**WHAT YOU ARE ASKED TO DO**
Go through the material below and copy each line where the word "идентичности" appears.

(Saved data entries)
--------------------------------------------------

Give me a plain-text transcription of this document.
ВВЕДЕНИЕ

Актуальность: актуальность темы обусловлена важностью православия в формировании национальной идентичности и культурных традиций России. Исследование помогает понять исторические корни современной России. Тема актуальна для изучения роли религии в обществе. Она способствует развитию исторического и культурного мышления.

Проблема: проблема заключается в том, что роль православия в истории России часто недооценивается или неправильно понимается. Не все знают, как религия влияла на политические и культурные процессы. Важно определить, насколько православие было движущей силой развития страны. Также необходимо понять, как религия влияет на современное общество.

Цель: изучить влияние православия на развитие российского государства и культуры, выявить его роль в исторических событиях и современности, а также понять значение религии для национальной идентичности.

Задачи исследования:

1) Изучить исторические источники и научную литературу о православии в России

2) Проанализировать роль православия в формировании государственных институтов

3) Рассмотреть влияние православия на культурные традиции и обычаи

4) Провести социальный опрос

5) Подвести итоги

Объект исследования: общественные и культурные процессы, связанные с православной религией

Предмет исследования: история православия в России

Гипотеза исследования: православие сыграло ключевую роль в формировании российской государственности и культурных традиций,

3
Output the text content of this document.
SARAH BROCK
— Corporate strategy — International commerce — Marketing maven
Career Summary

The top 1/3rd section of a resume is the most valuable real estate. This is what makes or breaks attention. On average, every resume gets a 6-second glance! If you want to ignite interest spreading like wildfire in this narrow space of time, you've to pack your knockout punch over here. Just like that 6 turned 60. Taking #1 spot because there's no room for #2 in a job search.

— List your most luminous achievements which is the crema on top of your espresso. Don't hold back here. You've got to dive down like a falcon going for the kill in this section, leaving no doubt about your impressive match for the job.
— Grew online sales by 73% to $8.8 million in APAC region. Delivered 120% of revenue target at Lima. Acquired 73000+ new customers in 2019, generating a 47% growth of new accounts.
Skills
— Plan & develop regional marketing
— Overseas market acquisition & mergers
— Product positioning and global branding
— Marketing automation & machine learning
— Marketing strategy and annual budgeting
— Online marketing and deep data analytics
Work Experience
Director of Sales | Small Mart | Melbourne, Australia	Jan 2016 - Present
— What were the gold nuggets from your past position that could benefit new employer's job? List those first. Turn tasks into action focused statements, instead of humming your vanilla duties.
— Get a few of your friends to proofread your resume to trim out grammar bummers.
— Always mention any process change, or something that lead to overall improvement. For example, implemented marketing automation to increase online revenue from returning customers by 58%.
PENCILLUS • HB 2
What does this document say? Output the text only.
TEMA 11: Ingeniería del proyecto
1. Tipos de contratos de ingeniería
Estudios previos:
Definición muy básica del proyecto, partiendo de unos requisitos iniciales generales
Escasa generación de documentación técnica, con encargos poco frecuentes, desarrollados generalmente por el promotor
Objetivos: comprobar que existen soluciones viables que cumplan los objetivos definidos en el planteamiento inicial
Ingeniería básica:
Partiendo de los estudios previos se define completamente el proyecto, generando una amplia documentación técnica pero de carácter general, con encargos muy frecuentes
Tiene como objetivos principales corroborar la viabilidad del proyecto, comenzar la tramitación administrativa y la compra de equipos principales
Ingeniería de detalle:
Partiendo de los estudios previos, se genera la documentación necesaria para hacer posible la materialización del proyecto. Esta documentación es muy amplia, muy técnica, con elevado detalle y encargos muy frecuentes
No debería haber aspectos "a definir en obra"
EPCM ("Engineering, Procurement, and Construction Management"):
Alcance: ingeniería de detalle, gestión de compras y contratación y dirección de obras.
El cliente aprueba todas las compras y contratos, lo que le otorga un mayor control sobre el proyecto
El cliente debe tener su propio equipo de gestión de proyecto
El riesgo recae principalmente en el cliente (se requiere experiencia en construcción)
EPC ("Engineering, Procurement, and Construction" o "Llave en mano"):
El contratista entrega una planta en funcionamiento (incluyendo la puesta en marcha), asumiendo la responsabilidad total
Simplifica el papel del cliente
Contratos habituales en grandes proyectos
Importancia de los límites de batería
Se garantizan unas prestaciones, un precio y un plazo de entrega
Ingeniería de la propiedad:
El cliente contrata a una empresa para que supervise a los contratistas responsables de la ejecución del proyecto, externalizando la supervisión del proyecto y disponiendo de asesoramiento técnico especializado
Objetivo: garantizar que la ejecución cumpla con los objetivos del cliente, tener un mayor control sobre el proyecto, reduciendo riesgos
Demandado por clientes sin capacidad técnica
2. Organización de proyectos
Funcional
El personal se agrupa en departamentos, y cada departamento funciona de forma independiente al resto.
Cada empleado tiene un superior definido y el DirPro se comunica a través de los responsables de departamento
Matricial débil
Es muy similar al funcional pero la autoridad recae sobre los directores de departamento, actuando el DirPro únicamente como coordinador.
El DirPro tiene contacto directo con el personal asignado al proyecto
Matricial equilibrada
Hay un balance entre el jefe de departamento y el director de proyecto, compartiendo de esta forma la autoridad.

--------------------------------------------------

**FINAL RESULT**
Актуальность: актуальность темы обусловлена важностью православия в формировании национальной идентичности и культурных традиций России. Исследование помогает понять исторические корни современной России. Тема актуальна для изучения роли религии в обществе. Она способствует развитию исторического и культурного мышления.
Цель: изучить влияние православия на развитие российского государства и культуры, выявить его роль в исторических событиях и современности, а также понять значение религии для национальной идентичности.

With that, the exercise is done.